• Job:
Go through the records underneath and write each one out again exactly.

• Records provided:
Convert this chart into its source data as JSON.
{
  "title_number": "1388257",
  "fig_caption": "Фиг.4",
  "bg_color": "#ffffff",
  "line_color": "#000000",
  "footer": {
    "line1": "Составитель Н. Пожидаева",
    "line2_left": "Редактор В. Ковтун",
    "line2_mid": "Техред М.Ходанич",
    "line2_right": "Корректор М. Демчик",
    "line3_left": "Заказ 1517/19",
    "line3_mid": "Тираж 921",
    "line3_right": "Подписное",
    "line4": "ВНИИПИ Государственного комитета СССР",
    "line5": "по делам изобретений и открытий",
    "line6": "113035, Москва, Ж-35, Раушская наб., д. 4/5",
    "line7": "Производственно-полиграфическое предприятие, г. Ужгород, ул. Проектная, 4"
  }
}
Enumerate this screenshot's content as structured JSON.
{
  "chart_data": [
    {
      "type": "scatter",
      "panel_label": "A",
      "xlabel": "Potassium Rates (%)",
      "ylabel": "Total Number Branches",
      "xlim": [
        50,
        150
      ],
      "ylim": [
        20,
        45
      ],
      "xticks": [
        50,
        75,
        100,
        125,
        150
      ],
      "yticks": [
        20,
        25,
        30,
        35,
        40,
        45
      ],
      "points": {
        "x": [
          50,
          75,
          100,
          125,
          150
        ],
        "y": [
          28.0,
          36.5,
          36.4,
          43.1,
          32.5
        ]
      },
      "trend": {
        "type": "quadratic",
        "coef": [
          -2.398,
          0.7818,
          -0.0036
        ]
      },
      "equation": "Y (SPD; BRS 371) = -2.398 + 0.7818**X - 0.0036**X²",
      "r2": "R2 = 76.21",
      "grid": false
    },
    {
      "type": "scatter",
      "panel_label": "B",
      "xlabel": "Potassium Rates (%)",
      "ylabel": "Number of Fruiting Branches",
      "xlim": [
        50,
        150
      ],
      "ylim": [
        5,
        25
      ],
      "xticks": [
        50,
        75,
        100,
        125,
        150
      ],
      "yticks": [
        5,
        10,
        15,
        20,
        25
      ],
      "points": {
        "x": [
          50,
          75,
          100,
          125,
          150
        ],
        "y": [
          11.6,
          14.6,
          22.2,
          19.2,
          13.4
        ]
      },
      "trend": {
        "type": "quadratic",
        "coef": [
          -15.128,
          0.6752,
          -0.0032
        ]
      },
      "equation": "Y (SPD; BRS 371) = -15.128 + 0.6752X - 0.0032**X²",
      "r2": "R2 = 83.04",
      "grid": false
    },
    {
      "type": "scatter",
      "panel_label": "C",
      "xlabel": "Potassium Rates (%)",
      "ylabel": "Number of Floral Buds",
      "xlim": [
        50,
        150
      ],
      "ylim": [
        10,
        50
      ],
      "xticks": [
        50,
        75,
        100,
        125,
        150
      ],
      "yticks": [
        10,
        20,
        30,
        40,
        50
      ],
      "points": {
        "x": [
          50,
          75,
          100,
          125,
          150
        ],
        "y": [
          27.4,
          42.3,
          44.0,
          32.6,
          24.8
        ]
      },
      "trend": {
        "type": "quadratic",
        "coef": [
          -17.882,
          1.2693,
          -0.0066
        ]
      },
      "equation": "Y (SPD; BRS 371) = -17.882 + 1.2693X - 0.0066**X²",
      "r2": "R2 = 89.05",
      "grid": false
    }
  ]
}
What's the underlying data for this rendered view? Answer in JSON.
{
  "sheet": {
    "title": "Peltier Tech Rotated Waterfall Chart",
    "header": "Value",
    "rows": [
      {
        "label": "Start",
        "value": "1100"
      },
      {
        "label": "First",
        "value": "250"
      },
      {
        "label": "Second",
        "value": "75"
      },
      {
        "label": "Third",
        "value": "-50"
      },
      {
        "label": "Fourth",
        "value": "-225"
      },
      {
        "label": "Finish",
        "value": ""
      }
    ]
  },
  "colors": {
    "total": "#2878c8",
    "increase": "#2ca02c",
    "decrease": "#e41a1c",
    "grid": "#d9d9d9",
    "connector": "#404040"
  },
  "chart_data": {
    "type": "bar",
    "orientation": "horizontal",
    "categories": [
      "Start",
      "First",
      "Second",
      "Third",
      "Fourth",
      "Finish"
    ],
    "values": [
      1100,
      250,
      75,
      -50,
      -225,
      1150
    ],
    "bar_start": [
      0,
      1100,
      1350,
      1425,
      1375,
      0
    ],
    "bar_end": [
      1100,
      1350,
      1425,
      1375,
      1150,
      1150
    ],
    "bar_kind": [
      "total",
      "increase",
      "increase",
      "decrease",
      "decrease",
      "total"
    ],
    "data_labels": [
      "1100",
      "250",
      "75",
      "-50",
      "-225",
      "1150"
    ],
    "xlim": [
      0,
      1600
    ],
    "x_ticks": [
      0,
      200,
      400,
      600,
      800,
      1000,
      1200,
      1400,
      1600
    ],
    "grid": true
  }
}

• Solution for this exercise:
Convert this chart into its source data as JSON.
{
  "title_number": "1388257",
  "fig_caption": "Фиг.4",
  "bg_color": "#ffffff",
  "line_color": "#000000",
  "footer": {
    "line1": "Составитель Н. Пожидаева",
    "line2_left": "Редактор В. Ковтун",
    "line2_mid": "Техред М.Ходанич",
    "line2_right": "Корректор М. Демчик",
    "line3_left": "Заказ 1517/19",
    "line3_mid": "Тираж 921",
    "line3_right": "Подписное",
    "line4": "ВНИИПИ Государственного комитета СССР",
    "line5": "по делам изобретений и открытий",
    "line6": "113035, Москва, Ж-35, Раушская наб., д. 4/5",
    "line7": "Производственно-полиграфическое предприятие, г. Ужгород, ул. Проектная, 4"
  }
}
Enumerate this screenshot's content as structured JSON.
{
  "chart_data": [
    {
      "type": "scatter",
      "panel_label": "A",
      "xlabel": "Potassium Rates (%)",
      "ylabel": "Total Number Branches",
      "xlim": [
        50,
        150
      ],
      "ylim": [
        20,
        45
      ],
      "xticks": [
        50,
        75,
        100,
        125,
        150
      ],
      "yticks": [
        20,
        25,
        30,
        35,
        40,
        45
      ],
      "points": {
        "x": [
          50,
          75,
          100,
          125,
          150
        ],
        "y": [
          28.0,
          36.5,
          36.4,
          43.1,
          32.5
        ]
      },
      "trend": {
        "type": "quadratic",
        "coef": [
          -2.398,
          0.7818,
          -0.0036
        ]
      },
      "equation": "Y (SPD; BRS 371) = -2.398 + 0.7818**X - 0.0036**X²",
      "r2": "R2 = 76.21",
      "grid": false
    },
    {
      "type": "scatter",
      "panel_label": "B",
      "xlabel": "Potassium Rates (%)",
      "ylabel": "Number of Fruiting Branches",
      "xlim": [
        50,
        150
      ],
      "ylim": [
        5,
        25
      ],
      "xticks": [
        50,
        75,
        100,
        125,
        150
      ],
      "yticks": [
        5,
        10,
        15,
        20,
        25
      ],
      "points": {
        "x": [
          50,
          75,
          100,
          125,
          150
        ],
        "y": [
          11.6,
          14.6,
          22.2,
          19.2,
          13.4
        ]
      },
      "trend": {
        "type": "quadratic",
        "coef": [
          -15.128,
          0.6752,
          -0.0032
        ]
      },
      "equation": "Y (SPD; BRS 371) = -15.128 + 0.6752X - 0.0032**X²",
      "r2": "R2 = 83.04",
      "grid": false
    },
    {
      "type": "scatter",
      "panel_label": "C",
      "xlabel": "Potassium Rates (%)",
      "ylabel": "Number of Floral Buds",
      "xlim": [
        50,
        150
      ],
      "ylim": [
        10,
        50
      ],
      "xticks": [
        50,
        75,
        100,
        125,
        150
      ],
      "yticks": [
        10,
        20,
        30,
        40,
        50
      ],
      "points": {
        "x": [
          50,
          75,
          100,
          125,
          150
        ],
        "y": [
          27.4,
          42.3,
          44.0,
          32.6,
          24.8
        ]
      },
      "trend": {
        "type": "quadratic",
        "coef": [
          -17.882,
          1.2693,
          -0.0066
        ]
      },
      "equation": "Y (SPD; BRS 371) = -17.882 + 1.2693X - 0.0066**X²",
      "r2": "R2 = 89.05",
      "grid": false
    }
  ]
}
What's the underlying data for this rendered view? Answer in JSON.
{
  "sheet": {
    "title": "Peltier Tech Rotated Waterfall Chart",
    "header": "Value",
    "rows": [
      {
        "label": "Start",
        "value": "1100"
      },
      {
        "label": "First",
        "value": "250"
      },
      {
        "label": "Second",
        "value": "75"
      },
      {
        "label": "Third",
        "value": "-50"
      },
      {
        "label": "Fourth",
        "value": "-225"
      },
      {
        "label": "Finish",
        "value": ""
      }
    ]
  },
  "colors": {
    "total": "#2878c8",
    "increase": "#2ca02c",
    "decrease": "#e41a1c",
    "grid": "#d9d9d9",
    "connector": "#404040"
  },
  "chart_data": {
    "type": "bar",
    "orientation": "horizontal",
    "categories": [
      "Start",
      "First",
      "Second",
      "Third",
      "Fourth",
      "Finish"
    ],
    "values": [
      1100,
      250,
      75,
      -50,
      -225,
      1150
    ],
    "bar_start": [
      0,
      1100,
      1350,
      1425,
      1375,
      0
    ],
    "bar_end": [
      1100,
      1350,
      1425,
      1375,
      1150,
      1150
    ],
    "bar_kind": [
      "total",
      "increase",
      "increase",
      "decrease",
      "decrease",
      "total"
    ],
    "data_labels": [
      "1100",
      "250",
      "75",
      "-50",
      "-225",
      "1150"
    ],
    "xlim": [
      0,
      1600
    ],
    "x_ticks": [
      0,
      200,
      400,
      600,
      800,
      1000,
      1200,
      1400,
      1600
    ],
    "grid": true
  }
}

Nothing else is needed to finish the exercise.